◆ **Exercise goal**
Your task is to transcribe the entries below exactly, beginning with the line containing "Read all visible content and emit it as JSON." and ending with the final line, and to add nothing else.
[Begin Material for this task]
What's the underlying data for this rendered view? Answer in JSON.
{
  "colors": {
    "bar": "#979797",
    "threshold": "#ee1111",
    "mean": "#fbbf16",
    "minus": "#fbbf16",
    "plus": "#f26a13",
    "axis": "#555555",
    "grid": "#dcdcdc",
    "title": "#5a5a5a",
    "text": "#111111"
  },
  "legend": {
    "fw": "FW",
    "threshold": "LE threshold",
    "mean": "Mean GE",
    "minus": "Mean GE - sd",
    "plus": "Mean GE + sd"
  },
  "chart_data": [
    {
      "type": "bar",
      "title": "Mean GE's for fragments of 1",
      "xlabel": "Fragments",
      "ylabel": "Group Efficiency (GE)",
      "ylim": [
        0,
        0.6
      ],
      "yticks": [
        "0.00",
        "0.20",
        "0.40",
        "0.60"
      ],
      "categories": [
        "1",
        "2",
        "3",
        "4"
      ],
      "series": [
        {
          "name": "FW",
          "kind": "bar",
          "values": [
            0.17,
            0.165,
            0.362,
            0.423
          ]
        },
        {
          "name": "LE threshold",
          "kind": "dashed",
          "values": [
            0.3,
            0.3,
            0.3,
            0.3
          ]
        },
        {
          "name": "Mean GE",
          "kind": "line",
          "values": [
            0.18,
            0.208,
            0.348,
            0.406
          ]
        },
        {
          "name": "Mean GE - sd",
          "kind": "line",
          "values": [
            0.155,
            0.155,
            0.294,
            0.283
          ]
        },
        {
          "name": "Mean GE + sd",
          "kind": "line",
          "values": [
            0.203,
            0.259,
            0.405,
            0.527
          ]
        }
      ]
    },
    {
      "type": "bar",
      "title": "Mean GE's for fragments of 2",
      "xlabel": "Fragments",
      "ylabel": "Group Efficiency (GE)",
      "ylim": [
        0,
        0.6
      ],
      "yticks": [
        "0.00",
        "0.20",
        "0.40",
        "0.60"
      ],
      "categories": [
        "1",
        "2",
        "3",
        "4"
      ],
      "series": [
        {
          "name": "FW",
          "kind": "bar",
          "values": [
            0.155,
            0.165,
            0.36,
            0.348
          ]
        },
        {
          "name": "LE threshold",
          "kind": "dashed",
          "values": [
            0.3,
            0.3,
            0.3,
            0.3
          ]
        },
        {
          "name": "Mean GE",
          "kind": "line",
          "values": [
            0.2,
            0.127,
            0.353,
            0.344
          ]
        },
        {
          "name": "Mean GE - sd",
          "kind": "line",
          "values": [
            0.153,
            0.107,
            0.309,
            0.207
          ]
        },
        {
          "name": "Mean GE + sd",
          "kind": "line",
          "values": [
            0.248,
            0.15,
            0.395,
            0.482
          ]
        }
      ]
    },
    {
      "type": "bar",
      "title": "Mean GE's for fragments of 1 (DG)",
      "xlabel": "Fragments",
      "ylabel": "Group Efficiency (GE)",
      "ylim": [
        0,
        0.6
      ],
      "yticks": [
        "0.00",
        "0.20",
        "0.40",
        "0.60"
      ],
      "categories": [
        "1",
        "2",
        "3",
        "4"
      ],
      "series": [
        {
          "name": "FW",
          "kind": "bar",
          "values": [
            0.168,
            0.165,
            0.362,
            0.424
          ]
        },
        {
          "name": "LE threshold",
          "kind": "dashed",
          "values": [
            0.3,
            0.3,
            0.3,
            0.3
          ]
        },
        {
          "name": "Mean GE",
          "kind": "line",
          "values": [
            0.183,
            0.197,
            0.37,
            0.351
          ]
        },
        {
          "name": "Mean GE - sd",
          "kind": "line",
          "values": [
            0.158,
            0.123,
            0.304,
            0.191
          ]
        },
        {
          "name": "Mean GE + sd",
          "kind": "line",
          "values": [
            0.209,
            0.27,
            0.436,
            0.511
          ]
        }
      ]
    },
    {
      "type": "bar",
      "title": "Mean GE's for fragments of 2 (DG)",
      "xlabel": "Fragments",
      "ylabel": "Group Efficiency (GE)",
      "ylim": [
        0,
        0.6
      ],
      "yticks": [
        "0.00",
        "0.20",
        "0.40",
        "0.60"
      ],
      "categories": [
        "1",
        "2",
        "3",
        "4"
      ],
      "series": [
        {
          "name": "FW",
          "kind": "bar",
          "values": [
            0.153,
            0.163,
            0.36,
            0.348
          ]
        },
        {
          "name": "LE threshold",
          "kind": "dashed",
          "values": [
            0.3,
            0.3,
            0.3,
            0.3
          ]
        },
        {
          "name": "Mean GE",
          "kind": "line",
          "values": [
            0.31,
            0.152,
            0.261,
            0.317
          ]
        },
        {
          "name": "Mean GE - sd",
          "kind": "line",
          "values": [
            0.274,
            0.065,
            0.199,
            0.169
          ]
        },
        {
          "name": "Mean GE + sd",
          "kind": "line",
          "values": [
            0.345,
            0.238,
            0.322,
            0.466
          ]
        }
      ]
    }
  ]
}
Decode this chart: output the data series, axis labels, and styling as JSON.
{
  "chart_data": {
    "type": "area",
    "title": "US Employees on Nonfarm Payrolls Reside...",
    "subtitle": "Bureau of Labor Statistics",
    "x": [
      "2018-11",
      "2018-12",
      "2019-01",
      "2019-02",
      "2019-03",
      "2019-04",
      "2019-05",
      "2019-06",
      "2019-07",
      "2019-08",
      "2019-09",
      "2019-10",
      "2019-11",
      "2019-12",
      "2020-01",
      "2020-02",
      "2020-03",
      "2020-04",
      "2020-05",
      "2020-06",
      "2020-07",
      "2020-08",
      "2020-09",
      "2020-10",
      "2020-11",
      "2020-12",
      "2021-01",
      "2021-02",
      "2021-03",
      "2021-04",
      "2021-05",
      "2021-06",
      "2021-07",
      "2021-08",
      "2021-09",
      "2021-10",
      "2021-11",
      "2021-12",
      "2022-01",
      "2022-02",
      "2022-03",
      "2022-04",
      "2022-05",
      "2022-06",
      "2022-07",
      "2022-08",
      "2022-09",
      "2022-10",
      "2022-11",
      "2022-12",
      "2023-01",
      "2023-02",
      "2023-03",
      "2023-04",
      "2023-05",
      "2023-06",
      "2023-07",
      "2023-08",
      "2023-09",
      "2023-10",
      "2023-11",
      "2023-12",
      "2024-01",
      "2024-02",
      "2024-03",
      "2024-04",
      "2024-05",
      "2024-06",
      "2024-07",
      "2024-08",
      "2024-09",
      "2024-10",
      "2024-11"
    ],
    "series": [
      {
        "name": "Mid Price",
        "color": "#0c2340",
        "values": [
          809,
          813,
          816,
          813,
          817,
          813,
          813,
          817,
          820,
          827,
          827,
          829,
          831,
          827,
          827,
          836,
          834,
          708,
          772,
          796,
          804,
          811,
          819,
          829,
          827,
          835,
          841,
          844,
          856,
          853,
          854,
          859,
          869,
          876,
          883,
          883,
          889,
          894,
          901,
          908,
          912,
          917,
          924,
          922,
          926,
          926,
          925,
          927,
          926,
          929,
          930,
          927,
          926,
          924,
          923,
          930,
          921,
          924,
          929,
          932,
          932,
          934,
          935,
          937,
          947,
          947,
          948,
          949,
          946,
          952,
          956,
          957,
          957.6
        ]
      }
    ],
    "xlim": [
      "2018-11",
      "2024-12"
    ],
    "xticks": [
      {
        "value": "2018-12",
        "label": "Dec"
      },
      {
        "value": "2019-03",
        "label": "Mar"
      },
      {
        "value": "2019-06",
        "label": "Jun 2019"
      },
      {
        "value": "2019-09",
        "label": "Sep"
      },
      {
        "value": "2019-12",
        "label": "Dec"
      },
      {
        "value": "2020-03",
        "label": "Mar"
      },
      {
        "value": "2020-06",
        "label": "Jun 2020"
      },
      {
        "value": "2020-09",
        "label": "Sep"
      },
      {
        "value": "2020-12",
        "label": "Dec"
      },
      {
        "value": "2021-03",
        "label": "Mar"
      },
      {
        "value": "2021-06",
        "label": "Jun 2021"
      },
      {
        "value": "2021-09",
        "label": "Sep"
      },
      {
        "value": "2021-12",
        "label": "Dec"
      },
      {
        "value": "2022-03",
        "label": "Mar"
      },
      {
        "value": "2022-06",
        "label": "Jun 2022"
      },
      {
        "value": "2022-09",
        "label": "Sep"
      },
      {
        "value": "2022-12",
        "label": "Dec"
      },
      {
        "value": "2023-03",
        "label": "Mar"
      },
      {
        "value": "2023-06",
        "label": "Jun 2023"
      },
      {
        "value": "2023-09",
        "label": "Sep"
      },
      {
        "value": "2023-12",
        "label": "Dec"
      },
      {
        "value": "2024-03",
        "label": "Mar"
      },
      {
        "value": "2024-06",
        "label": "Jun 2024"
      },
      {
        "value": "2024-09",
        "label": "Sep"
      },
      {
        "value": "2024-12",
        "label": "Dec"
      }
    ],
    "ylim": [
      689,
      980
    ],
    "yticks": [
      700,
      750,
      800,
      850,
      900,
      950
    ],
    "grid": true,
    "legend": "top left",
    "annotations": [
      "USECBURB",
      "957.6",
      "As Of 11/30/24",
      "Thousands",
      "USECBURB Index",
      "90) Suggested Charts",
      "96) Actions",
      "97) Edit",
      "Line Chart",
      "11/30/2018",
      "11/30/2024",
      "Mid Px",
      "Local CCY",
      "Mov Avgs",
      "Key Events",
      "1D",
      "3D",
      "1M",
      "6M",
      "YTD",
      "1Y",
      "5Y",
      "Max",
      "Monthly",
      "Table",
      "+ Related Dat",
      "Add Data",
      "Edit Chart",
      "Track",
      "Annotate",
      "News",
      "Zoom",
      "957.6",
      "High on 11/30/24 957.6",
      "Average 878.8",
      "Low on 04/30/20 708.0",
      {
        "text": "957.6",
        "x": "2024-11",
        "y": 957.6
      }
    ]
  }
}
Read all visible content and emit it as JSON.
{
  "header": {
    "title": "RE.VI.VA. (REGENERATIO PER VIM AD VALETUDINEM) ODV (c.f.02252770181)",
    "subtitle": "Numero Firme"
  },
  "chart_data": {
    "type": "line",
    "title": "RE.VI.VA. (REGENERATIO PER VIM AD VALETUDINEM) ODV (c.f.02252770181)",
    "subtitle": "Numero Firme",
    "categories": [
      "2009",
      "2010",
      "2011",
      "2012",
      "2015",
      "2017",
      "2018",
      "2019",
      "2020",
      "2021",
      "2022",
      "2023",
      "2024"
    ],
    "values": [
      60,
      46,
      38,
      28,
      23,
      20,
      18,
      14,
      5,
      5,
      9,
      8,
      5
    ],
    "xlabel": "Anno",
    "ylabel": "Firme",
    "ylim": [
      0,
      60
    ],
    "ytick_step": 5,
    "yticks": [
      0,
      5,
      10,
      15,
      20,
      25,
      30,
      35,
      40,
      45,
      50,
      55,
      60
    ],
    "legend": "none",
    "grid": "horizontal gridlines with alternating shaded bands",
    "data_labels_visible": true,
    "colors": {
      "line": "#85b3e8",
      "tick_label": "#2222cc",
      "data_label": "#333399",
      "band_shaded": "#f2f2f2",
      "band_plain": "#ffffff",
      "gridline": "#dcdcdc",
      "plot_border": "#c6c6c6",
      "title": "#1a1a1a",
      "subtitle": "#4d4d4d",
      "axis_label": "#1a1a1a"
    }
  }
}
[End Material for this task]
◆ **Result of the exercise**
Read all visible content and emit it as JSON.
{
  "header": {
    "title": "RE.VI.VA. (REGENERATIO PER VIM AD VALETUDINEM) ODV (c.f.02252770181)",
    "subtitle": "Numero Firme"
  },
  "chart_data": {
    "type": "line",
    "title": "RE.VI.VA. (REGENERATIO PER VIM AD VALETUDINEM) ODV (c.f.02252770181)",
    "subtitle": "Numero Firme",
    "categories": [
      "2009",
      "2010",
      "2011",
      "2012",
      "2015",
      "2017",
      "2018",
      "2019",
      "2020",
      "2021",
      "2022",
      "2023",
      "2024"
    ],
    "values": [
      60,
      46,
      38,
      28,
      23,
      20,
      18,
      14,
      5,
      5,
      9,
      8,
      5
    ],
    "xlabel": "Anno",
    "ylabel": "Firme",
    "ylim": [
      0,
      60
    ],
    "ytick_step": 5,
    "yticks": [
      0,
      5,
      10,
      15,
      20,
      25,
      30,
      35,
      40,
      45,
      50,
      55,
      60
    ],
    "legend": "none",
    "grid": "horizontal gridlines with alternating shaded bands",
    "data_labels_visible": true,
    "colors": {
      "line": "#85b3e8",
      "tick_label": "#2222cc",
      "data_label": "#333399",
      "band_shaded": "#f2f2f2",
      "band_plain": "#ffffff",
      "gridline": "#dcdcdc",
      "plot_border": "#c6c6c6",
      "title": "#1a1a1a",
      "subtitle": "#4d4d4d",
      "axis_label": "#1a1a1a"
    }
  }
}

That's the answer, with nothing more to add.